Work required. Every line below that holds the string "owners" should be copied out.

[Source records]
▼

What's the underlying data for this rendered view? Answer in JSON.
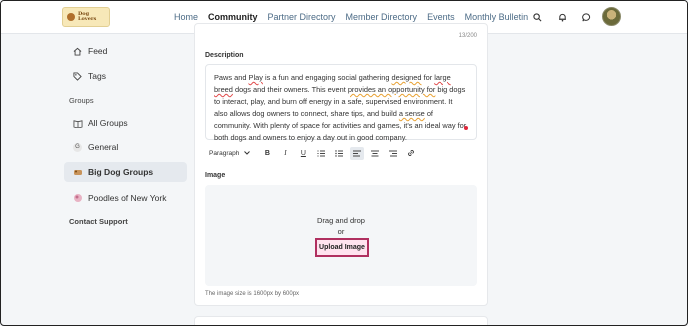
{
  "header": {
    "logo_text": "Dog Lovers",
    "nav": [
      "Home",
      "Community",
      "Partner Directory",
      "Member Directory",
      "Events",
      "Monthly Bulletin"
    ],
    "active_nav": "Community",
    "icons": [
      "search-icon",
      "bell-icon",
      "chat-icon"
    ]
  },
  "sidebar": {
    "feed": "Feed",
    "tags": "Tags",
    "groups_heading": "Groups",
    "all_groups": "All Groups",
    "general": "General",
    "general_badge": "G",
    "big_dog_groups": "Big Dog Groups",
    "poodles": "Poodles of New York",
    "contact_support": "Contact Support"
  },
  "form": {
    "char_counter": "13/200",
    "description_label": "Description",
    "description_parts": [
      "Paws and ",
      "Play",
      "  is a fun and engaging social gathering ",
      "designed",
      " for ",
      "large breed",
      " dogs and their owners. This event ",
      "provides an opportunity for",
      " big dogs to interact, play, and burn off energy in a safe, supervised environment. It also allows dog owners to connect, share tips, and build ",
      "a sense",
      " of community. With plenty of space for activities and games, it's an ideal way for both dogs and owners to enjoy a day out in good company."
    ],
    "toolbar": {
      "paragraph_label": "Paragraph",
      "bold": "B",
      "italic": "I",
      "underline": "U"
    },
    "image_label": "Image",
    "drag_drop": "Drag and drop",
    "or": "or",
    "upload_button": "Upload Image",
    "image_note": "The image size is 1600px by 600px"
  }
}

▲

Task result.
      " dogs and their owners. This event ",
      " big dogs to interact, play, and burn off energy in a safe, supervised environment. It also allows dog owners to connect, share tips, and build ",
      " of community. With plenty of space for activities and games, it's an ideal way for both dogs and owners to enjoy a day out in good company."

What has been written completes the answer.